* **What you should do**:
Report, word for word, every line of the material that contains "bestanden".

* **Material provided**:
★ ★ ★ ★ ★
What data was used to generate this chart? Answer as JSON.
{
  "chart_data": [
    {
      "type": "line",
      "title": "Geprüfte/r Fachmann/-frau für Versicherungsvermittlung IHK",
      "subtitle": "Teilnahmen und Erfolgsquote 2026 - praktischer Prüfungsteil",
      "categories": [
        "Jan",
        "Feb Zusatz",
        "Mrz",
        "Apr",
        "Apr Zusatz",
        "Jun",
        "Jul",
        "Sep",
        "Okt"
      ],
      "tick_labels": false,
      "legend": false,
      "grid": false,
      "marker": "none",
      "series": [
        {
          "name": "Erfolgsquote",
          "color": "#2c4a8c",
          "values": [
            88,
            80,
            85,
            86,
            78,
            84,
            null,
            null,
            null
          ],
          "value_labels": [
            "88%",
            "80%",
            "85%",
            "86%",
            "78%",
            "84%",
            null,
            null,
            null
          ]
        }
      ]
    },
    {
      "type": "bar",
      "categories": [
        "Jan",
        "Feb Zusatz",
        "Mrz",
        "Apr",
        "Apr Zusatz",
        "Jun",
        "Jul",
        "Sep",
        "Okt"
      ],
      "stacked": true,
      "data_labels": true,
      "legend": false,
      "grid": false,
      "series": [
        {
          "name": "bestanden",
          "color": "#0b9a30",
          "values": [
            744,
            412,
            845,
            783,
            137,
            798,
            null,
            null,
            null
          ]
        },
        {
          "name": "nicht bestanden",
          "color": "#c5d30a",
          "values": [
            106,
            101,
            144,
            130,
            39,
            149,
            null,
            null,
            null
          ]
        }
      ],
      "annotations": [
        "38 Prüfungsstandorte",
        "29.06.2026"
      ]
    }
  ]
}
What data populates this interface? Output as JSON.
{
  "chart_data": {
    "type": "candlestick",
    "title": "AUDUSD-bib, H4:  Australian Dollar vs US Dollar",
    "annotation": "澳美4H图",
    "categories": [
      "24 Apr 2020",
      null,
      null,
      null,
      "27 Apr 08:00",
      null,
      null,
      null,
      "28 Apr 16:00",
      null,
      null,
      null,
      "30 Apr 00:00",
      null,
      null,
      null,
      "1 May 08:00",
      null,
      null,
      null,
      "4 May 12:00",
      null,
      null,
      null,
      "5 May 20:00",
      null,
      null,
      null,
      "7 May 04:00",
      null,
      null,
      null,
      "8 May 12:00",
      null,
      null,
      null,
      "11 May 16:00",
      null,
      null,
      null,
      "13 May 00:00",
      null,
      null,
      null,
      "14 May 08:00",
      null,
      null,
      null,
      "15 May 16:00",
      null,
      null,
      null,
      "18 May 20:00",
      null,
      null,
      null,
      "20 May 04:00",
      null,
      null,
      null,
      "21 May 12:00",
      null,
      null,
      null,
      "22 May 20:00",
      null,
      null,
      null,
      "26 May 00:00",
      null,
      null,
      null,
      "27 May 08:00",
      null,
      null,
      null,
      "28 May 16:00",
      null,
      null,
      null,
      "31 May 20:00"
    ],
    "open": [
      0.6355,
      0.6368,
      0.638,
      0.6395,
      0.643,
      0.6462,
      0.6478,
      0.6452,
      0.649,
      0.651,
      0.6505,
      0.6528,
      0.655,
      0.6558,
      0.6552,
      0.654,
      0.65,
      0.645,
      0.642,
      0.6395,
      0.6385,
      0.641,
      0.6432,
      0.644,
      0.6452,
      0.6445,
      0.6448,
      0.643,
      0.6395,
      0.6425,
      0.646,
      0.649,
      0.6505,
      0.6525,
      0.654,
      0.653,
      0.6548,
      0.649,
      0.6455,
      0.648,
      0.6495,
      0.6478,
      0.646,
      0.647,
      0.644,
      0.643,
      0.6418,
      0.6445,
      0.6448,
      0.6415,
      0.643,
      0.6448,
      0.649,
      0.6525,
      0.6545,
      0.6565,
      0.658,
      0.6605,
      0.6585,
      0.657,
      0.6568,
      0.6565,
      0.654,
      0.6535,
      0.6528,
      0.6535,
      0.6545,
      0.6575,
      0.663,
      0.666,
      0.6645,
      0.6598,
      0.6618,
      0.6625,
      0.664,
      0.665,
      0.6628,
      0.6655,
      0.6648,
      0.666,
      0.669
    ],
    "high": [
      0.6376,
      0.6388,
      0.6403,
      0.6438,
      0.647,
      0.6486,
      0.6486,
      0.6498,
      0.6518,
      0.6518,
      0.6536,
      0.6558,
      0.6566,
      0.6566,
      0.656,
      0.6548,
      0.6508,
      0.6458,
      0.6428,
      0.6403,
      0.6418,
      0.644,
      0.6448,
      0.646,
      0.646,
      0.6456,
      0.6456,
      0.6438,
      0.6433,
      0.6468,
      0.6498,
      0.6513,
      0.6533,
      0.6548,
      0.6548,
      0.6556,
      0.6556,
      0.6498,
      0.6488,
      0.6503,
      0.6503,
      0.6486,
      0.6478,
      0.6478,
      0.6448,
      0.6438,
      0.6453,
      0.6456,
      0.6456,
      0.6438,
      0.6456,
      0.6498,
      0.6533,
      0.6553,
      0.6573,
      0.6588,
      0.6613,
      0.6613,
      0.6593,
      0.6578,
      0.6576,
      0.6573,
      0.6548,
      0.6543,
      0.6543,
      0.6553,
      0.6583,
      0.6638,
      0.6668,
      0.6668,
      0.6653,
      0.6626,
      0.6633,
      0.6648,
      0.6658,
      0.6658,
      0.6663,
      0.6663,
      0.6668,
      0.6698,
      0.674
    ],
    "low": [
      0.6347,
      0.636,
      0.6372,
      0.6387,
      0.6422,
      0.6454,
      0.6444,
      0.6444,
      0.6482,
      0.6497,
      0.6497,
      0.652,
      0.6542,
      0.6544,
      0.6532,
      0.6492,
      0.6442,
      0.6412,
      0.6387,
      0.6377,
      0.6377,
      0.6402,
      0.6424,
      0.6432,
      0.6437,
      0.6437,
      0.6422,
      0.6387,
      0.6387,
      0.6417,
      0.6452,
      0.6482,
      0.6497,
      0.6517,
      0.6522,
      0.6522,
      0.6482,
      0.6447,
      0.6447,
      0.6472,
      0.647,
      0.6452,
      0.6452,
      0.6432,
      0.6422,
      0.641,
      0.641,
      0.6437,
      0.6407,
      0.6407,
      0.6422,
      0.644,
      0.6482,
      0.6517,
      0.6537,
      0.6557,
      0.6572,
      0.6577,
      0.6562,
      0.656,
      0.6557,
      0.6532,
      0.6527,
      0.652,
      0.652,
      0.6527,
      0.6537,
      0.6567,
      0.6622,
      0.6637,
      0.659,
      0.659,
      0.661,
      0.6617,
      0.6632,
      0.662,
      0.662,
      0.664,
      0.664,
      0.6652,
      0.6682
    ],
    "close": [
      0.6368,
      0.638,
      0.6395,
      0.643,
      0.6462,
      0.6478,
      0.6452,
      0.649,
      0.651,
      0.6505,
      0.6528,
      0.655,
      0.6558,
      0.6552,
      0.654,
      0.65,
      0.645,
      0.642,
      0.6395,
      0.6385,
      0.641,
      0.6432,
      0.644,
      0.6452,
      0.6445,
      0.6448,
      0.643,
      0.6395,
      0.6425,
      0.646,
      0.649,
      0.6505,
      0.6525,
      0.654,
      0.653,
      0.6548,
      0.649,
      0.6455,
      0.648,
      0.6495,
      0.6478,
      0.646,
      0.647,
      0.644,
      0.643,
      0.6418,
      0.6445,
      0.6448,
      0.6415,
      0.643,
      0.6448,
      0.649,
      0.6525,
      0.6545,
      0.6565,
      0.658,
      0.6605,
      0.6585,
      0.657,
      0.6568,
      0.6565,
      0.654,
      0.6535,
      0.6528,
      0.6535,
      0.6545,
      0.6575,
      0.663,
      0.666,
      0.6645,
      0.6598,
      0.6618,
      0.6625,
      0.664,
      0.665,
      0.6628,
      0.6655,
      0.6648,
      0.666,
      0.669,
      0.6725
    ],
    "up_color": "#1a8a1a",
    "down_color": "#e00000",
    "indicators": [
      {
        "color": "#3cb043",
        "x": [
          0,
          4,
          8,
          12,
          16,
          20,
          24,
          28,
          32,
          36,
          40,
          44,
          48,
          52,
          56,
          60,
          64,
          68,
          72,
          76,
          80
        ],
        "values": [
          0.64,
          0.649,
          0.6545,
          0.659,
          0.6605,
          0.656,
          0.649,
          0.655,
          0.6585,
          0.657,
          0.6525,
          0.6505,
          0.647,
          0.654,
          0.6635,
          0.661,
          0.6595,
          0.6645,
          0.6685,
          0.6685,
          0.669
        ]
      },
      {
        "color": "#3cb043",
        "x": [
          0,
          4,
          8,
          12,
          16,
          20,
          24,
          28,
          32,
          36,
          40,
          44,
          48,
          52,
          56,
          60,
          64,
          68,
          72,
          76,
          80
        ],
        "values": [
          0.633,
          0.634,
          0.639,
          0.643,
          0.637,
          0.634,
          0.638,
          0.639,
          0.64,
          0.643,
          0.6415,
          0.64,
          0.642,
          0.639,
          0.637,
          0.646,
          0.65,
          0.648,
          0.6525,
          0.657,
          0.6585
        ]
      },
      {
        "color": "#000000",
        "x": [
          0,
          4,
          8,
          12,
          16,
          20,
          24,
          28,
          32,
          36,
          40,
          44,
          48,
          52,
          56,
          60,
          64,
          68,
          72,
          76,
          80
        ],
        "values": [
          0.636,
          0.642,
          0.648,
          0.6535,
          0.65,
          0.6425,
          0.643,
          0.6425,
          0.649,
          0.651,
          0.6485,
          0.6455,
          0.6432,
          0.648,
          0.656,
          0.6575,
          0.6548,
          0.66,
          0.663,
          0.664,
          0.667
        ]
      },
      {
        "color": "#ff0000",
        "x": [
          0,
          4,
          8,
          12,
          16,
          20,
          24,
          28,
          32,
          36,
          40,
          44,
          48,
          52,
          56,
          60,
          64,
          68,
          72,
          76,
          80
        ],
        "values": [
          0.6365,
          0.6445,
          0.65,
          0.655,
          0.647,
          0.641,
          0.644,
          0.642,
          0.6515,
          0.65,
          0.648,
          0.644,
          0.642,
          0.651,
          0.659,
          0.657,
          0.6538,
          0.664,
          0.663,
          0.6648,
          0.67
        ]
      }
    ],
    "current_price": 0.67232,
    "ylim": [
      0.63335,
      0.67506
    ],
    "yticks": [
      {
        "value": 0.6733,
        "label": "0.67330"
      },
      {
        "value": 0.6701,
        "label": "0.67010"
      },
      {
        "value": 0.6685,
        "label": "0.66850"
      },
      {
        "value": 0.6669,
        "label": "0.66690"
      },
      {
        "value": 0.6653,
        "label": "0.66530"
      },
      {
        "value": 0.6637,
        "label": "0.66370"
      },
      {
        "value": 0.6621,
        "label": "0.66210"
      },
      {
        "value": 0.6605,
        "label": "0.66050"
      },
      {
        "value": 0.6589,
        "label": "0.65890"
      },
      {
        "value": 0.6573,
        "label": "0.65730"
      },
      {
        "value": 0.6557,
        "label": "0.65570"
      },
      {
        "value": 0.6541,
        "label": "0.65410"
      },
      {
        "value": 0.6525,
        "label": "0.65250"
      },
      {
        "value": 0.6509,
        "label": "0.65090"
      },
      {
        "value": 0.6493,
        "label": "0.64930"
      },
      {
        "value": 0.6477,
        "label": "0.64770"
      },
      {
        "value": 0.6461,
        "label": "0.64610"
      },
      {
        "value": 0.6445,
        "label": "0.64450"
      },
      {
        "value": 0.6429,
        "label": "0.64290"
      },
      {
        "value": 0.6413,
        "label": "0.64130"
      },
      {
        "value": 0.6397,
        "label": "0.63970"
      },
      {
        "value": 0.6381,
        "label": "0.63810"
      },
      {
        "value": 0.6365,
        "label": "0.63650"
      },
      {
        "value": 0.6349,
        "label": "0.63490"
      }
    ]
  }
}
★ ★ ★ ★ ★
* **Answer for this exercise**:
          "name": "bestanden",
          "name": "nicht bestanden",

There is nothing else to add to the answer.